-------- Data lines
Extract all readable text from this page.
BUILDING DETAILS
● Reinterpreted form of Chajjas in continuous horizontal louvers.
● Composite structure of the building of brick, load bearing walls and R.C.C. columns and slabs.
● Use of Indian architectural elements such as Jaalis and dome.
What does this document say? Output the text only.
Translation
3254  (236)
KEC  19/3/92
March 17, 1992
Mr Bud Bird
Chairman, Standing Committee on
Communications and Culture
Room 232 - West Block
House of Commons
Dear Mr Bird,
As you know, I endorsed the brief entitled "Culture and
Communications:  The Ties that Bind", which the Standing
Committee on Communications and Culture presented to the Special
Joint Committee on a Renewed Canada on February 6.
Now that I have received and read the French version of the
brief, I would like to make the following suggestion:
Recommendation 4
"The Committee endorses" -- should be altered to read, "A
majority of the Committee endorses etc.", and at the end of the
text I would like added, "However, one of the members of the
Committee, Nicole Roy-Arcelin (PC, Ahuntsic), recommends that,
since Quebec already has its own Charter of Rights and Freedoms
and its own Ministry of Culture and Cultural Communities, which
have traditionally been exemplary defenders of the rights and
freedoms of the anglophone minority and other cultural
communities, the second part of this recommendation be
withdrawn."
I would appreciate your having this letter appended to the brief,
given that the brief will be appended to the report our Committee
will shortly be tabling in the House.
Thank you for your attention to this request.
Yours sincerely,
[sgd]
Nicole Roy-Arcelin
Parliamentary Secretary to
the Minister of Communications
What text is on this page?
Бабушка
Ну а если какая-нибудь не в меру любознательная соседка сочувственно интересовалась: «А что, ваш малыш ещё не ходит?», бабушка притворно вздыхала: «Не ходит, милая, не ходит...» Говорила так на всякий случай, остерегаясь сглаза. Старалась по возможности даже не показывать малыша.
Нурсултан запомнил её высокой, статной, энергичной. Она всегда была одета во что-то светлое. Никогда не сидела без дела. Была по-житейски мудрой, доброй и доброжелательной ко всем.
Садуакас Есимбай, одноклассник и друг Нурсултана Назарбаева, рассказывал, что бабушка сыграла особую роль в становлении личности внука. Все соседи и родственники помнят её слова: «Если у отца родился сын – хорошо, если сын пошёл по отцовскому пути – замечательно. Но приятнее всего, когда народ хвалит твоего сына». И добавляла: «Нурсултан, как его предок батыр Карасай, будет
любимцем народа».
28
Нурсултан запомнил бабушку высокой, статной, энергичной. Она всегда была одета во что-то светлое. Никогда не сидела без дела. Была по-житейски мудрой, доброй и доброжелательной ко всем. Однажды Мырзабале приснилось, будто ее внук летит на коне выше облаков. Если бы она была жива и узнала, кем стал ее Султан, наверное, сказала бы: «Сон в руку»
----------------
## Description of the task
Gather each line in these records that contains the string "Никогда".

## Final result
Нурсултан запомнил её высокой, статной, энергичной. Она всегда была одета во что-то светлое. Никогда не сидела без дела. Была по-житейски мудрой, доброй и доброжелательной ко всем.
Нурсултан запомнил бабушку высокой, статной, энергичной. Она всегда была одета во что-то светлое. Никогда не сидела без дела. Была по-житейски мудрой, доброй и доброжелательной ко всем. Однажды Мырзабале приснилось, будто ее внук летит на коне выше облаков. Если бы она была жива и узнала, кем стал ее Султан, наверное, сказала бы: «Сон в руку»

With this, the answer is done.